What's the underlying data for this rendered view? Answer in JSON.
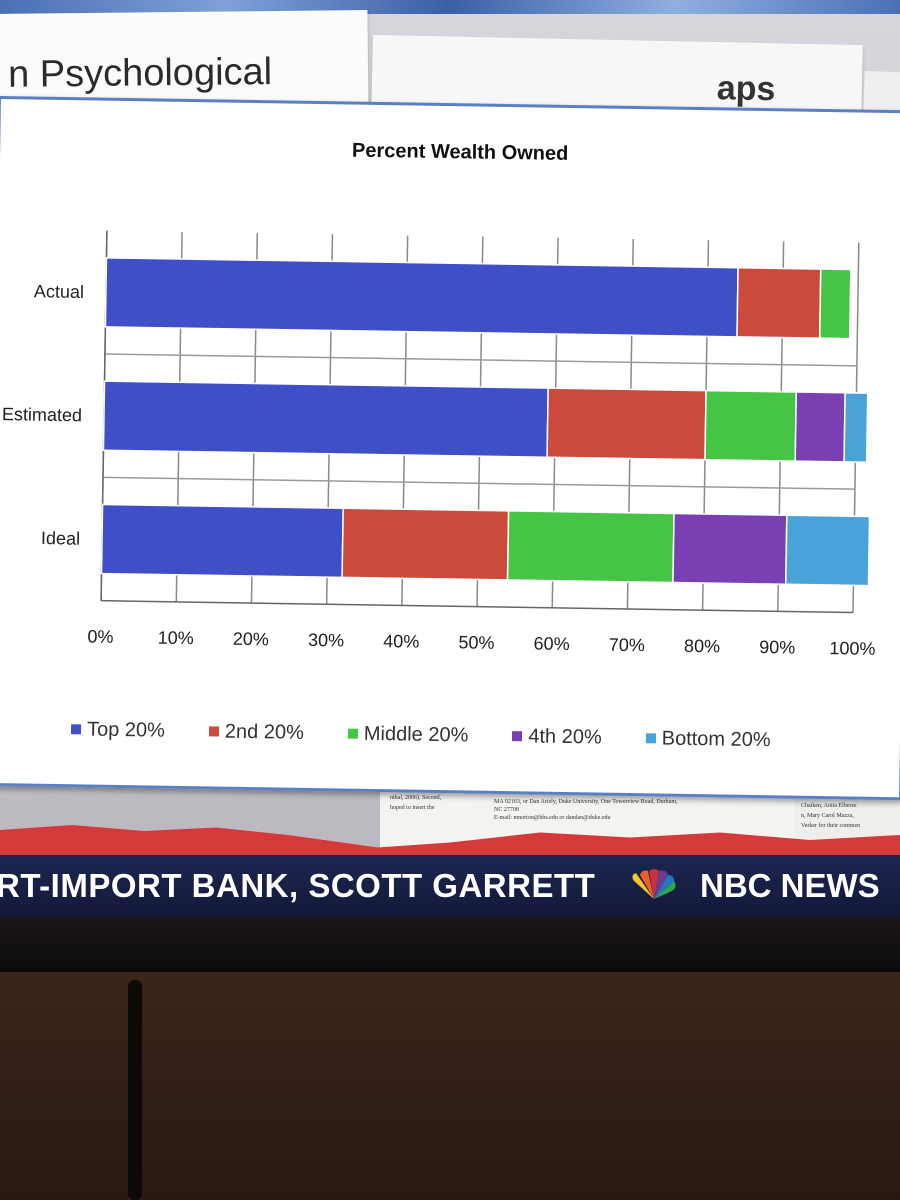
{
  "background": {
    "paper_heading": "n Psychological",
    "paper_logo": "aps",
    "paper_snippets": [
      "nthal, 2006). Second,",
      "hoped to insert the",
      "MA 02163, or Dan Ariely, Duke University, One Towerview Road, Durham,",
      "NC 27708",
      "E-mail: mnorton@hbs.edu or dandan@duke.edu",
      "Chaiken, Anita Elberse",
      "n, Mary Carol Mazza,",
      "Verker for their commen"
    ]
  },
  "ticker": {
    "headline": "RT-IMPORT BANK, SCOTT GARRETT",
    "network": "NBC NEWS"
  },
  "chart_data": {
    "type": "bar",
    "orientation": "horizontal",
    "stacked": true,
    "title": "Percent Wealth Owned",
    "categories": [
      "Actual",
      "Estimated",
      "Ideal"
    ],
    "xlim": [
      0,
      100
    ],
    "xticks": [
      "0%",
      "10%",
      "20%",
      "30%",
      "40%",
      "50%",
      "60%",
      "70%",
      "80%",
      "90%",
      "100%"
    ],
    "legend_position": "bottom",
    "series": [
      {
        "name": "Top 20%",
        "color": "#3e4fc8",
        "values": [
          84,
          59,
          32
        ]
      },
      {
        "name": "2nd 20%",
        "color": "#cc4a3c",
        "values": [
          11,
          21,
          22
        ]
      },
      {
        "name": "Middle 20%",
        "color": "#45c445",
        "values": [
          4,
          12,
          22
        ]
      },
      {
        "name": "4th 20%",
        "color": "#7a3fb2",
        "values": [
          0.2,
          6.5,
          15
        ]
      },
      {
        "name": "Bottom 20%",
        "color": "#47a3d8",
        "values": [
          0.1,
          3,
          11
        ]
      }
    ]
  }
}
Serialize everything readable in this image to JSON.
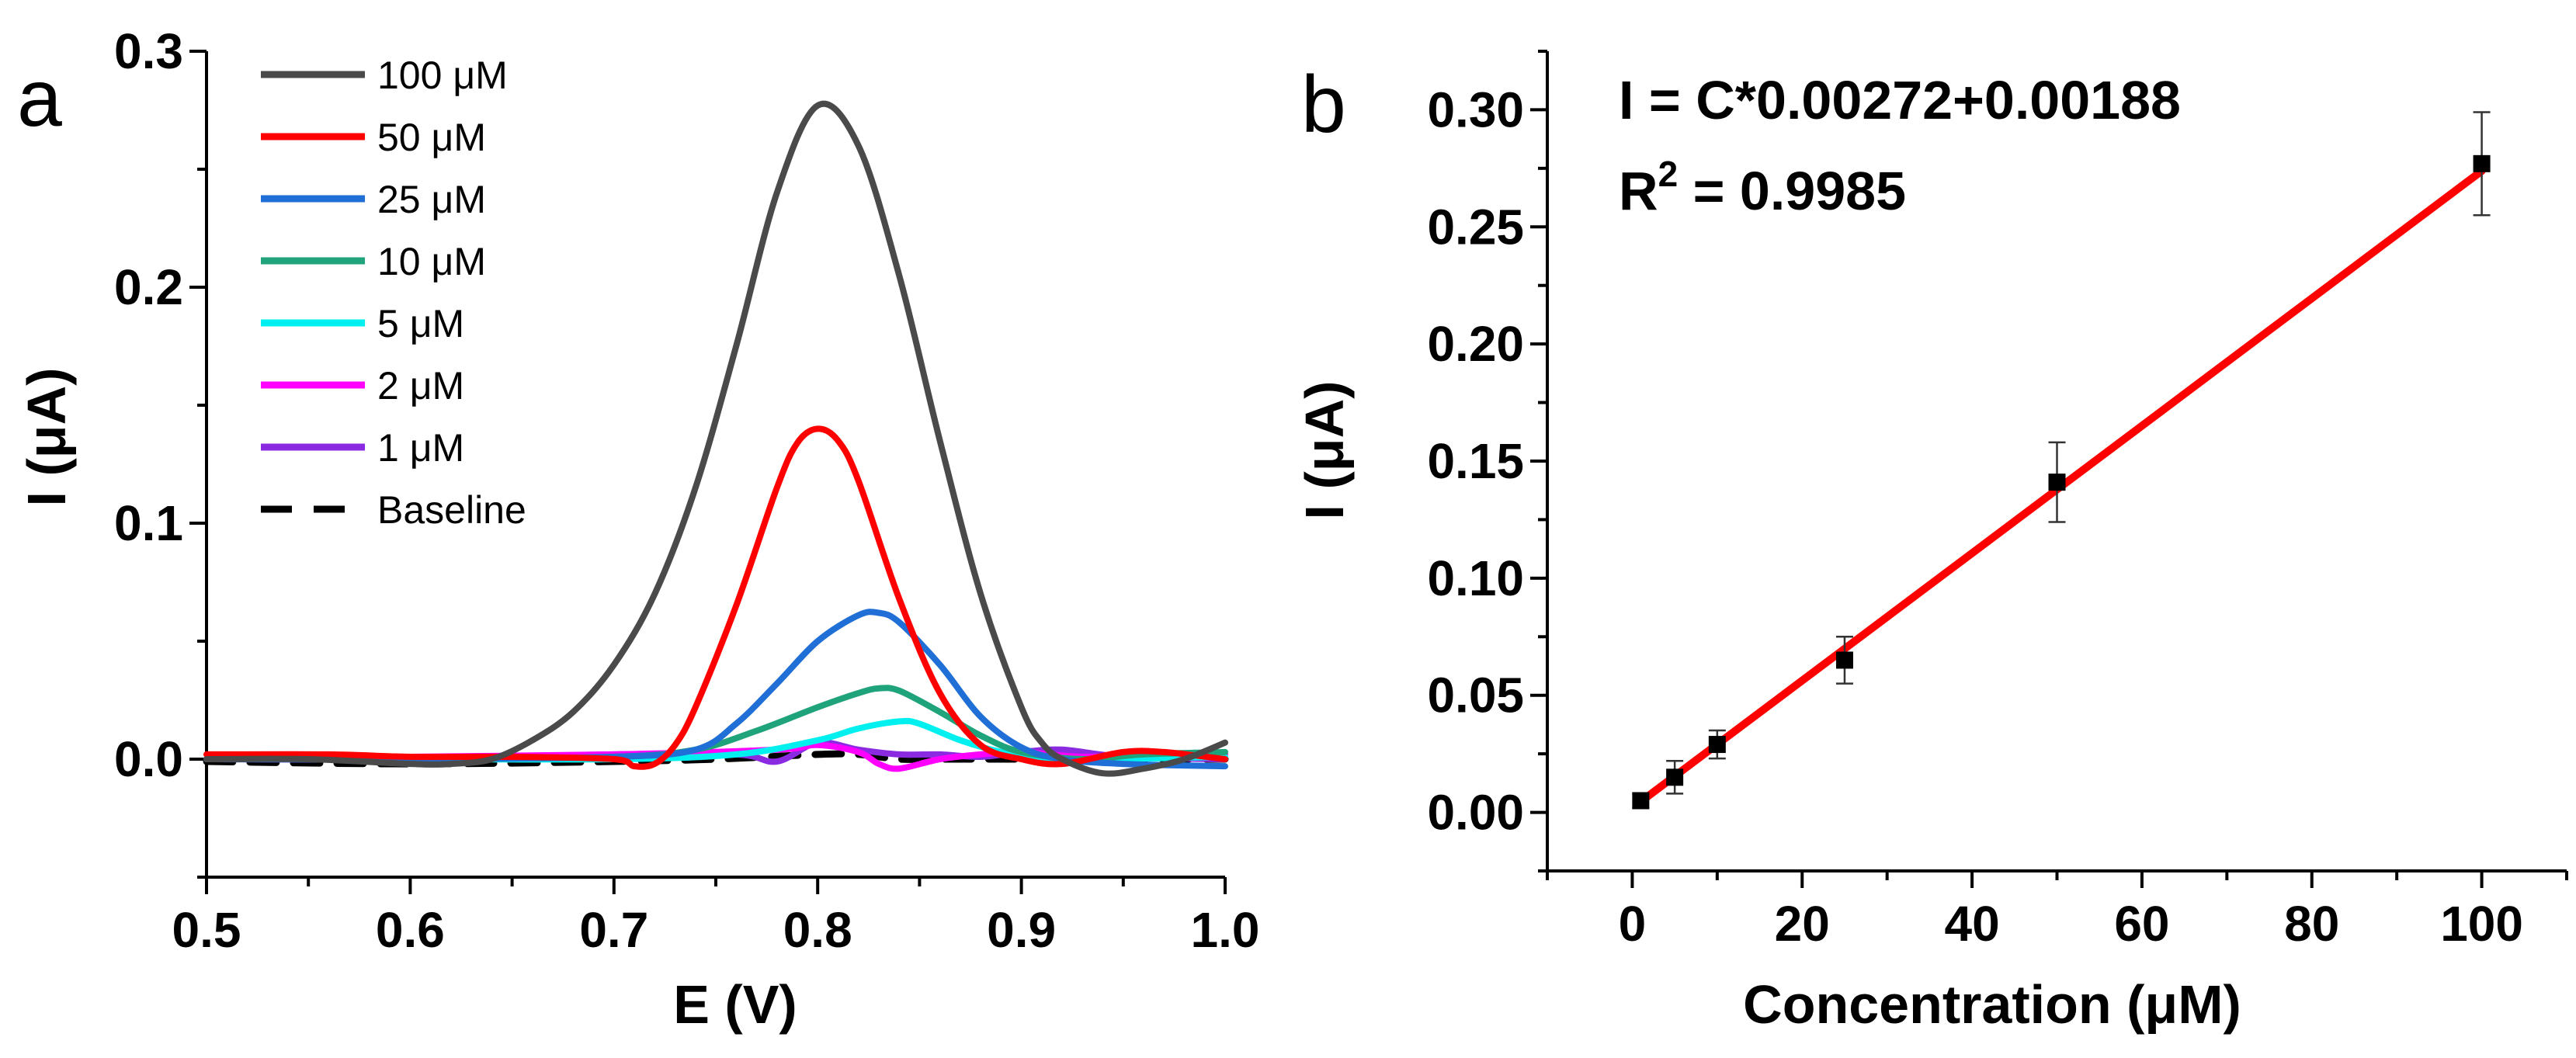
{
  "chart_data": [
    {
      "type": "line",
      "panel_label": "a",
      "xlabel": "E (V)",
      "ylabel": "I (μA)",
      "xlim": [
        0.5,
        1.0
      ],
      "ylim": [
        -0.05,
        0.3
      ],
      "x_ticks": [
        0.5,
        0.6,
        0.7,
        0.8,
        0.9,
        1.0
      ],
      "x_tick_labels": [
        "0.5",
        "0.6",
        "0.7",
        "0.8",
        "0.9",
        "1.0"
      ],
      "y_ticks": [
        0.0,
        0.1,
        0.2,
        0.3
      ],
      "y_tick_labels": [
        "0.0",
        "0.1",
        "0.2",
        "0.3"
      ],
      "legend_position": "top-left",
      "series": [
        {
          "name": "100 μM",
          "color": "#4a4a4a",
          "dash": "solid",
          "x": [
            0.5,
            0.55,
            0.6,
            0.62,
            0.64,
            0.66,
            0.68,
            0.7,
            0.72,
            0.74,
            0.76,
            0.78,
            0.8,
            0.82,
            0.84,
            0.86,
            0.88,
            0.9,
            0.91,
            0.92,
            0.94,
            0.96,
            0.98,
            1.0
          ],
          "y": [
            0.0,
            0.0,
            -0.002,
            -0.002,
            0.0,
            0.008,
            0.02,
            0.04,
            0.07,
            0.115,
            0.175,
            0.24,
            0.277,
            0.26,
            0.205,
            0.135,
            0.07,
            0.022,
            0.007,
            0.0,
            -0.006,
            -0.004,
            0.0,
            0.007
          ]
        },
        {
          "name": "50 μM",
          "color": "#ff0000",
          "dash": "solid",
          "x": [
            0.5,
            0.56,
            0.6,
            0.65,
            0.7,
            0.71,
            0.72,
            0.73,
            0.74,
            0.76,
            0.78,
            0.79,
            0.8,
            0.81,
            0.82,
            0.84,
            0.86,
            0.88,
            0.9,
            0.92,
            0.95,
            0.97,
            1.0
          ],
          "y": [
            0.002,
            0.002,
            0.001,
            0.001,
            0.0,
            -0.003,
            -0.002,
            0.006,
            0.022,
            0.065,
            0.115,
            0.134,
            0.14,
            0.135,
            0.118,
            0.068,
            0.028,
            0.006,
            0.0,
            -0.002,
            0.003,
            0.003,
            0.0
          ]
        },
        {
          "name": "25 μM",
          "color": "#1f6fd6",
          "dash": "solid",
          "x": [
            0.5,
            0.6,
            0.7,
            0.74,
            0.76,
            0.78,
            0.8,
            0.82,
            0.83,
            0.84,
            0.86,
            0.88,
            0.9,
            0.92,
            0.95,
            1.0
          ],
          "y": [
            0.0,
            0.0,
            0.001,
            0.004,
            0.015,
            0.032,
            0.05,
            0.061,
            0.062,
            0.058,
            0.04,
            0.018,
            0.005,
            0.0,
            -0.002,
            -0.003
          ]
        },
        {
          "name": "10 μM",
          "color": "#1fa37a",
          "dash": "solid",
          "x": [
            0.5,
            0.6,
            0.7,
            0.74,
            0.77,
            0.8,
            0.82,
            0.83,
            0.84,
            0.86,
            0.88,
            0.9,
            0.93,
            0.96,
            1.0
          ],
          "y": [
            0.0,
            0.0,
            0.001,
            0.004,
            0.012,
            0.022,
            0.028,
            0.03,
            0.029,
            0.02,
            0.01,
            0.003,
            0.0,
            0.002,
            0.003
          ]
        },
        {
          "name": "5 μM",
          "color": "#00f0f0",
          "dash": "solid",
          "x": [
            0.5,
            0.6,
            0.7,
            0.76,
            0.8,
            0.82,
            0.84,
            0.85,
            0.87,
            0.89,
            0.91,
            0.94,
            1.0
          ],
          "y": [
            0.0,
            0.0,
            0.0,
            0.002,
            0.008,
            0.013,
            0.016,
            0.015,
            0.008,
            0.003,
            0.0,
            0.0,
            0.001
          ]
        },
        {
          "name": "2 μM",
          "color": "#ff00ff",
          "dash": "solid",
          "x": [
            0.5,
            0.6,
            0.7,
            0.78,
            0.8,
            0.82,
            0.83,
            0.84,
            0.86,
            0.88,
            0.9,
            0.93,
            0.96,
            1.0
          ],
          "y": [
            0.0,
            0.001,
            0.002,
            0.004,
            0.006,
            0.003,
            -0.002,
            -0.004,
            0.0,
            0.002,
            0.003,
            0.001,
            0.002,
            0.002
          ]
        },
        {
          "name": "1 μM",
          "color": "#8a2be2",
          "dash": "solid",
          "x": [
            0.5,
            0.6,
            0.7,
            0.76,
            0.78,
            0.8,
            0.82,
            0.84,
            0.86,
            0.88,
            0.9,
            0.92,
            0.95,
            1.0
          ],
          "y": [
            0.0,
            0.0,
            0.002,
            0.002,
            -0.001,
            0.007,
            0.004,
            0.002,
            0.002,
            0.001,
            0.003,
            0.004,
            0.001,
            0.0
          ]
        },
        {
          "name": "Baseline",
          "color": "#000000",
          "dash": "dashed",
          "x": [
            0.5,
            0.6,
            0.7,
            0.75,
            0.8,
            0.82,
            0.84,
            0.86,
            0.9,
            0.95,
            1.0
          ],
          "y": [
            -0.001,
            -0.002,
            -0.001,
            0.0,
            0.002,
            0.002,
            0.0,
            0.0,
            0.0,
            0.0,
            0.0
          ]
        }
      ]
    },
    {
      "type": "scatter",
      "panel_label": "b",
      "xlabel": "Concentration (μM)",
      "ylabel": "I (μA)",
      "xlim": [
        -10,
        110
      ],
      "ylim": [
        -0.025,
        0.325
      ],
      "x_ticks": [
        0,
        20,
        40,
        60,
        80,
        100
      ],
      "x_tick_labels": [
        "0",
        "20",
        "40",
        "60",
        "80",
        "100"
      ],
      "y_ticks": [
        0.0,
        0.05,
        0.1,
        0.15,
        0.2,
        0.25,
        0.3
      ],
      "y_tick_labels": [
        "0.00",
        "0.05",
        "0.10",
        "0.15",
        "0.20",
        "0.25",
        "0.30"
      ],
      "equation": "I = C*0.00272+0.00188",
      "r2_label_prefix": "R",
      "r2_label_sup": "2",
      "r2_label_suffix": " = 0.9985",
      "fit": {
        "slope": 0.00272,
        "intercept": 0.00188,
        "x_range": [
          1,
          100
        ],
        "color": "#ff0000"
      },
      "points": {
        "x": [
          1,
          5,
          10,
          25,
          50,
          100
        ],
        "y": [
          0.005,
          0.015,
          0.029,
          0.065,
          0.141,
          0.277
        ],
        "error": [
          0.003,
          0.007,
          0.006,
          0.01,
          0.017,
          0.022
        ],
        "color": "#000000"
      }
    }
  ]
}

* [WHAT THE TASK REQUIRES]:
Where a line contains the string "this", extract that line.

* [RESULT OF THE EXERCISE]:
What's the underlying data for this rendered view? Answer in JSON.
Serialize everything readable in this image to JSON.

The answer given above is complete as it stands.